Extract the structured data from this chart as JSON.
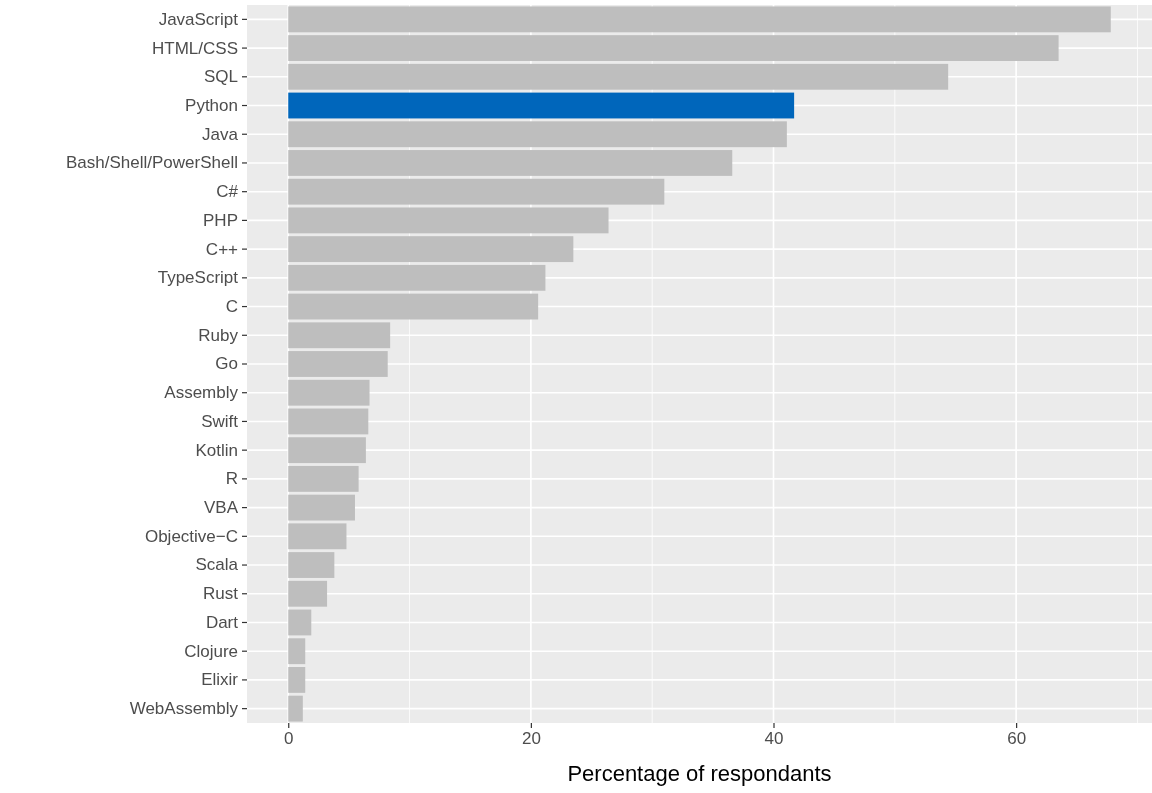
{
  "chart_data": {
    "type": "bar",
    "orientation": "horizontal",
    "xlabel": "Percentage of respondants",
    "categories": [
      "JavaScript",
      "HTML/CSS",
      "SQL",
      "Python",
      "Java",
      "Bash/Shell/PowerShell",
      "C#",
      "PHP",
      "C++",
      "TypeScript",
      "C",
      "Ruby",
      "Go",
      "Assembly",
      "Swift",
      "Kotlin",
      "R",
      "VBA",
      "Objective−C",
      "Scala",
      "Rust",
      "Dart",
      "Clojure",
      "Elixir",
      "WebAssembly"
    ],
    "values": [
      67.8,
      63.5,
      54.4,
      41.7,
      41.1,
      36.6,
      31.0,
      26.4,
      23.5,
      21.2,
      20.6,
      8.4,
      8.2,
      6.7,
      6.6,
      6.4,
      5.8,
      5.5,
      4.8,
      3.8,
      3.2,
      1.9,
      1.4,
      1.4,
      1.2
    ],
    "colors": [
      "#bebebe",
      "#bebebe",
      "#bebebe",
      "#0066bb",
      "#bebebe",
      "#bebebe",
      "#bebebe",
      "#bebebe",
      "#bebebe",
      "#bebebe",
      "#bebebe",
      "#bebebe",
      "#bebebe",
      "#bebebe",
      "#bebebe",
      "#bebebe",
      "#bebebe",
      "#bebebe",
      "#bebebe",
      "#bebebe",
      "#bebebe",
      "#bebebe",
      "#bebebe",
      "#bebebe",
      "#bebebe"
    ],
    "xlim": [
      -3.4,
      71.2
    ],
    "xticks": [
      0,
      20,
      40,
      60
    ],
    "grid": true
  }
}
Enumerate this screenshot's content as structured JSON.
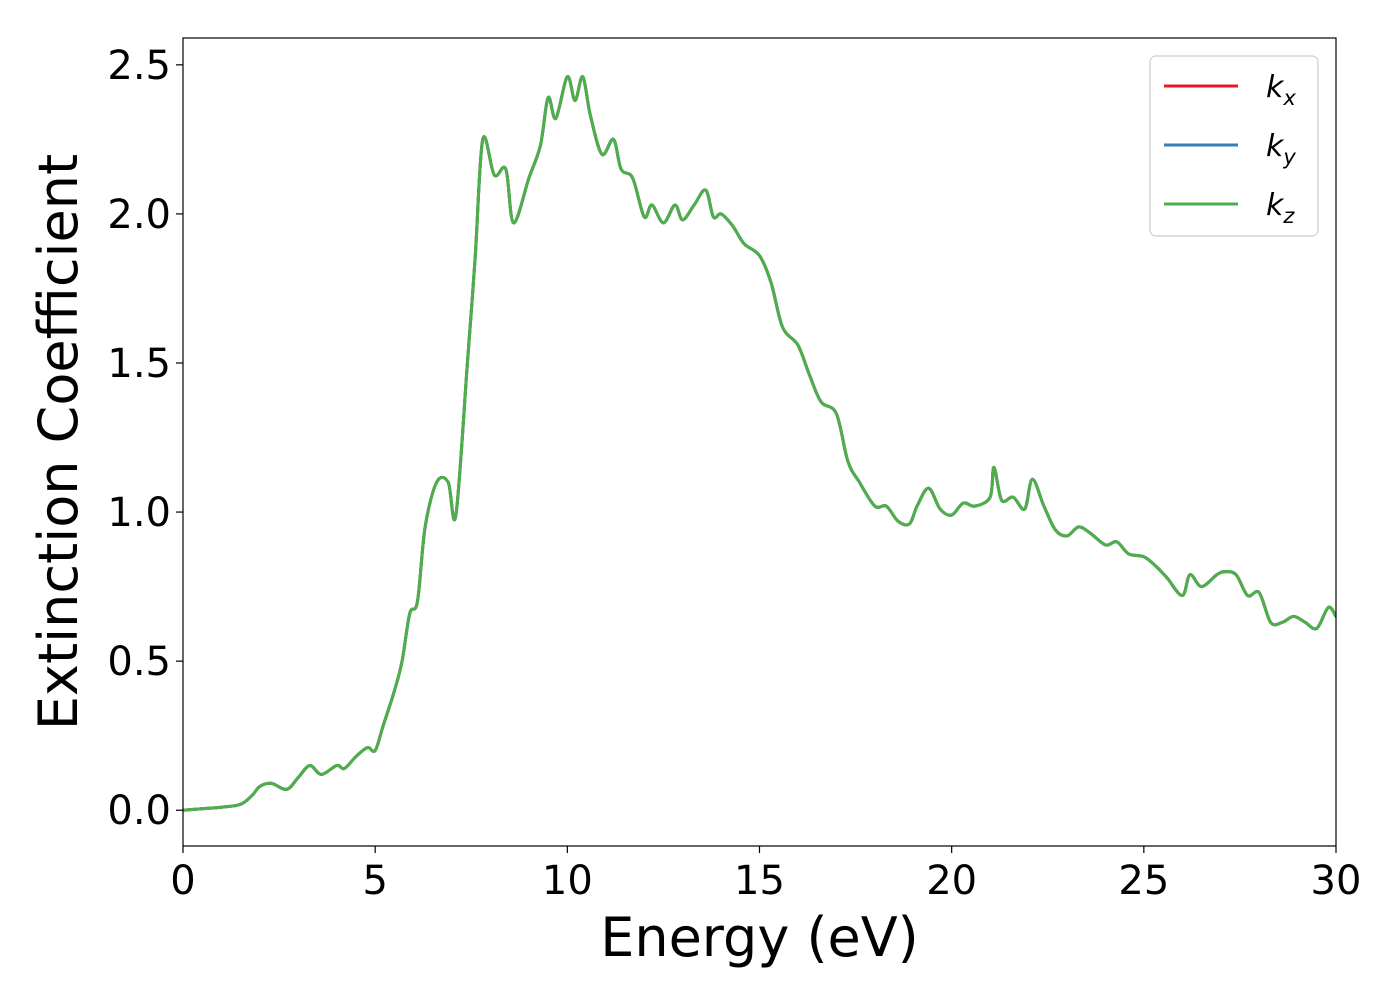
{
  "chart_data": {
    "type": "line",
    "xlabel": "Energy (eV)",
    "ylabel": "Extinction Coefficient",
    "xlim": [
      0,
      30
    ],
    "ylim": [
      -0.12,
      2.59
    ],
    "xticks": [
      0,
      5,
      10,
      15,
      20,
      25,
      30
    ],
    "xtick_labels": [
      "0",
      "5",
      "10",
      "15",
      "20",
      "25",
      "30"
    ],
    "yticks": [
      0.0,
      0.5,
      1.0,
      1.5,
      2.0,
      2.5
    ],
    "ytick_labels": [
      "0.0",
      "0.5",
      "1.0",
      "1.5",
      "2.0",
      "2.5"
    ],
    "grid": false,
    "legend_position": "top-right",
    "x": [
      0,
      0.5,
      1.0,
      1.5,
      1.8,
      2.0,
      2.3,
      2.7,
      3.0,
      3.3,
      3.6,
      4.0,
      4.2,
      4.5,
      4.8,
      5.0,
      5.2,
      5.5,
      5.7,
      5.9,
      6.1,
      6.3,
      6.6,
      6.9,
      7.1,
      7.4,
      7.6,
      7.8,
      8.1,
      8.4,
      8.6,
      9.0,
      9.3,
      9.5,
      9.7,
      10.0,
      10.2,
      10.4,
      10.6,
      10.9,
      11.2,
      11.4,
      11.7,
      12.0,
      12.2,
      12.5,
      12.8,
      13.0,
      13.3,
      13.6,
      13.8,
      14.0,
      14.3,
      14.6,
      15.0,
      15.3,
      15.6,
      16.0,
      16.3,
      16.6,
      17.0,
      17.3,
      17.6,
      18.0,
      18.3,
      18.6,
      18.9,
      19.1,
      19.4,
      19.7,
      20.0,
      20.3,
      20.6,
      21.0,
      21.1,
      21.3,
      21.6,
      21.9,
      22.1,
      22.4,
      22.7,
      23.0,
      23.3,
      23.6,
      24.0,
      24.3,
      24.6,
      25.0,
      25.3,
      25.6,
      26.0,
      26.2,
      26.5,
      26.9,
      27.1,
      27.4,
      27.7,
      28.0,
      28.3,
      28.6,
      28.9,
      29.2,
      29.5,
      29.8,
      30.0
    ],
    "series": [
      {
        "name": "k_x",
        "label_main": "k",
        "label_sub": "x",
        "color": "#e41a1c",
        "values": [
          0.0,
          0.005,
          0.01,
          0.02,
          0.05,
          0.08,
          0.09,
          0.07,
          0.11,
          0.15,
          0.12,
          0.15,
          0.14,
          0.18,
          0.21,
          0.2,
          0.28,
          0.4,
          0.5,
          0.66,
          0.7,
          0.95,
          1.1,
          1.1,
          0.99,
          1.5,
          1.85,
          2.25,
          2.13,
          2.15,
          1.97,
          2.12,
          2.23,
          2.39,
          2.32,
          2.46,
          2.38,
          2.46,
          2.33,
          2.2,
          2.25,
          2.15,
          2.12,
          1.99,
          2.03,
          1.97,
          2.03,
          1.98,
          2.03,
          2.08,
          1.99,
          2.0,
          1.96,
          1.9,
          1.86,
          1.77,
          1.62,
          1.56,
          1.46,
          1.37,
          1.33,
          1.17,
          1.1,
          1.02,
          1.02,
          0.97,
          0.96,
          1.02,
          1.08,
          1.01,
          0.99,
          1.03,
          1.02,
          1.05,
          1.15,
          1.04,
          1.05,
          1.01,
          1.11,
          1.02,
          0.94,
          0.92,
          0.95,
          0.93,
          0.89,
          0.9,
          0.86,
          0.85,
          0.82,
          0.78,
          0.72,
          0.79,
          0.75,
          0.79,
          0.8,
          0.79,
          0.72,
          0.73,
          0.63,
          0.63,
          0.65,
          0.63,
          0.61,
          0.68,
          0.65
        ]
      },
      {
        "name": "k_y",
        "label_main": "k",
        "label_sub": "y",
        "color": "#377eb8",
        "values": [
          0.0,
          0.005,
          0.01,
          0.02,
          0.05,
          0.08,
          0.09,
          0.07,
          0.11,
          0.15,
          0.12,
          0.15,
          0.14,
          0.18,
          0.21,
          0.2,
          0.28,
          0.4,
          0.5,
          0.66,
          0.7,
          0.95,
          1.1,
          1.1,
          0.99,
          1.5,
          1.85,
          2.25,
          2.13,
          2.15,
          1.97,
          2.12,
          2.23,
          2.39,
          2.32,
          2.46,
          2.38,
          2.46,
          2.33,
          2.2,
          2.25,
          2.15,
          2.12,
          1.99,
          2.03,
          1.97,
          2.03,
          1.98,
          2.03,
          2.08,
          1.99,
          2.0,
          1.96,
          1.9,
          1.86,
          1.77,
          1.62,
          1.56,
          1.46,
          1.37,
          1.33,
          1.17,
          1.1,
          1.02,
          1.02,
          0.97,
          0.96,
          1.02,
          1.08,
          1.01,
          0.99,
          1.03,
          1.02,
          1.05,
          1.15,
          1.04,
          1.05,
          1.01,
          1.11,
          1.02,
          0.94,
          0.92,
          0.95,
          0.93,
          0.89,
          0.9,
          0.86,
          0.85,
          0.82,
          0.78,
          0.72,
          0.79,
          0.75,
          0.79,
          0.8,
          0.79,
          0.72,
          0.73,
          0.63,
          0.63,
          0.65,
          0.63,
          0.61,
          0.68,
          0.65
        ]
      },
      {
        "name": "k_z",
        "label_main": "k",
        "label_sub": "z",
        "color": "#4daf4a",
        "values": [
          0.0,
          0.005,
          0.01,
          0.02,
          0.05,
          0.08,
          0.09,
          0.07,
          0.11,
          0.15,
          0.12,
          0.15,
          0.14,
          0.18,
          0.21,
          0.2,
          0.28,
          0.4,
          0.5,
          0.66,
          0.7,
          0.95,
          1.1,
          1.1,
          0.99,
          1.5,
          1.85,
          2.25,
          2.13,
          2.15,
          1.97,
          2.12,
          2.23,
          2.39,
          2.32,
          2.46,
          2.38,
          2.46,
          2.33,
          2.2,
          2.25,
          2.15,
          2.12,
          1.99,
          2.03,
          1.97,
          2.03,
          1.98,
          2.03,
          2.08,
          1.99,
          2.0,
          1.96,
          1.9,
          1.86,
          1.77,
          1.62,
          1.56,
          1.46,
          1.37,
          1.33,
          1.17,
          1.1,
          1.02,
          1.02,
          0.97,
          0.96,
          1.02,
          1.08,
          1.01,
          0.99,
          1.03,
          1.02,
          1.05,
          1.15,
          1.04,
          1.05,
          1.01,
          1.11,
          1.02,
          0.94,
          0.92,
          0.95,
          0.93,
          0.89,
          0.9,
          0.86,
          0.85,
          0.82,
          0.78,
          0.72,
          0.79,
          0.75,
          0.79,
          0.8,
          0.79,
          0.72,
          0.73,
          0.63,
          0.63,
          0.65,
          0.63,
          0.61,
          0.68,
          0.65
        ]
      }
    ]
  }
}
:::::
## [PROMPT]
Copy out every line of the listing that includes the string "JSON".

## [SOLUTION TO THIS PROBLEM]
Extract the structured data from this chart as JSON.
Enumerate this screenshot's content as structured JSON.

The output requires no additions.